* QUOTED PASSAGE
----------
The money chasing artificial intelligence has mostly poured into software that lives on servers. A new fund wants to change that equation by backing AI that actually touches the physical world.
On June 16, 2026, Pegasus Tech Ventures announced a JPY 10 billion (US $60M) Corporate Venture Capital fund in partnership with CYBERDYNE, Inc. The vehicle is built to invest in startups working on robotics, physical AI, healthcare, automation, and intelligent systems — the kind of technology that turns algorithms into motion, manipulation and real-world decision-making.
The distinction matters. Physical AI refers to systems that perceive their surroundings, reason about them and then act through hardware: robotic arms on a factory line, autonomous machines in a warehouse, or assistive devices that support human movement. Unlike a chatbot, these systems fail loudly and expensively when the intelligence isn’t up to the job, which is exactly why fresh capital and specialist partners are flowing into the space.
CYBERDYNE brings more than a checkbook to the arrangement. The company is best known for cybernic technology and wearable robotics in the medical and rehabilitation fields, so its involvement signals a clear tilt toward healthcare and human-augmenting automation alongside industrial robots. For portfolio companies, that means access to a partner that has already navigated the brutal path from prototype to certified, deployable hardware.
----------
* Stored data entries
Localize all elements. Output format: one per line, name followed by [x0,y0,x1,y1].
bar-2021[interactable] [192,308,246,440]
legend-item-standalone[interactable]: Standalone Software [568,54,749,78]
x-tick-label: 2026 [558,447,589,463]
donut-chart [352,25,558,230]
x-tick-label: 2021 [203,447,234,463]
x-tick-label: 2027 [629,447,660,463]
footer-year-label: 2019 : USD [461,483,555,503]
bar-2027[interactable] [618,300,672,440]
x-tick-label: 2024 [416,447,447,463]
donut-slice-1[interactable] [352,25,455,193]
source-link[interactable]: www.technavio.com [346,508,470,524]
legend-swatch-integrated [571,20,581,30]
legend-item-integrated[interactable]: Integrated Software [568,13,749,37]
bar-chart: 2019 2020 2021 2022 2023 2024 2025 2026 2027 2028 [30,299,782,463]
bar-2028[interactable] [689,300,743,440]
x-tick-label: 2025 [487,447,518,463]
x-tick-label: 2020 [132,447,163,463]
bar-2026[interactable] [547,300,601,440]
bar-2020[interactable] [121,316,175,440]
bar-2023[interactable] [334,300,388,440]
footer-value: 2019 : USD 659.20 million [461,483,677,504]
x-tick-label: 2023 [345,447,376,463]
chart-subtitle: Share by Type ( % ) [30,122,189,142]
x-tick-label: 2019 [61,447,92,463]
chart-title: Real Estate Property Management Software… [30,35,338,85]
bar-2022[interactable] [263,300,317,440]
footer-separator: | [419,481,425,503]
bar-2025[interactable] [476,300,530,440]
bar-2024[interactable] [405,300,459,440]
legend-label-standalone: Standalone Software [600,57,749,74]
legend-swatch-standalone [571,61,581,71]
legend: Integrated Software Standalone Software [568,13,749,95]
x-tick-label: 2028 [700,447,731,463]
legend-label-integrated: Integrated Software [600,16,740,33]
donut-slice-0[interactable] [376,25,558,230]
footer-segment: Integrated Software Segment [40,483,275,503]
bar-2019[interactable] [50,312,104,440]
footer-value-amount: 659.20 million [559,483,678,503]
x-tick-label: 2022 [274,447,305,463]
----------
* QUESTIONS TO ANSWER
#1 In the physical AI fund article, change "warehouse" to "distribution center" and give back everything from "The distinction matters." down to "into the space.".
#2 In the physical AI fund article, how large is the Corporate Venture Capital fund that Pegasus Tech Ventures announced?
#3 Proceed with the article on the physical AI fund from the point where it stops.
None of the stored data is needed here.

* RESPONSE LIST
#1
The distinction matters. Physical AI refers to systems that perceive their surroundings, reason about them and then act through hardware: robotic arms on a factory line, autonomous machines in a distribution center, or assistive devices that support human movement. Unlike a chatbot, these systems fail loudly and expensively when the intelligence isn’t up to the job, which is exactly why fresh capital and specialist partners are flowing into the space.

#2 JPY 10 billion (US $60M).

#3
Pegasus Tech Ventures, for its part, runs a global network of corporate-backed funds and has a track record of connecting young companies with large industrial partners hunting for the next wave of technology. Pairing that reach with CYBERDYNE’s domain expertise is the whole point: startups get capital, distribution channels and a strategic ally that understands the regulatory and engineering headaches of shipping physical products.
What the fund is chasing:
- Robotics — autonomous and semi-autonomous machines for industrial and consumer applications
- Physical AI — systems that sense, reason and act in the real world
- Healthcare — a natural fit given CYBERDYNE’s medical robotics heritage
- Automation — technology aimed at factories, logistics and beyond
- Intelligent systems — the software-hardware glue that ties it all together
The timing is telling. As generative AI matures, investors are increasingly asking what comes after the screen — and the answer, more and more, is hardware that can do something useful in the physical world. A US $60M fund won’t single-handedly reshape the robotics industry, but a corporate CVC structure with a manufacturing-savvy partner is a serious signal that physical AI has graduated from research curiosity to fundable business.
For founders building robots, wearables and automation platforms, it’s one more door worth knocking on.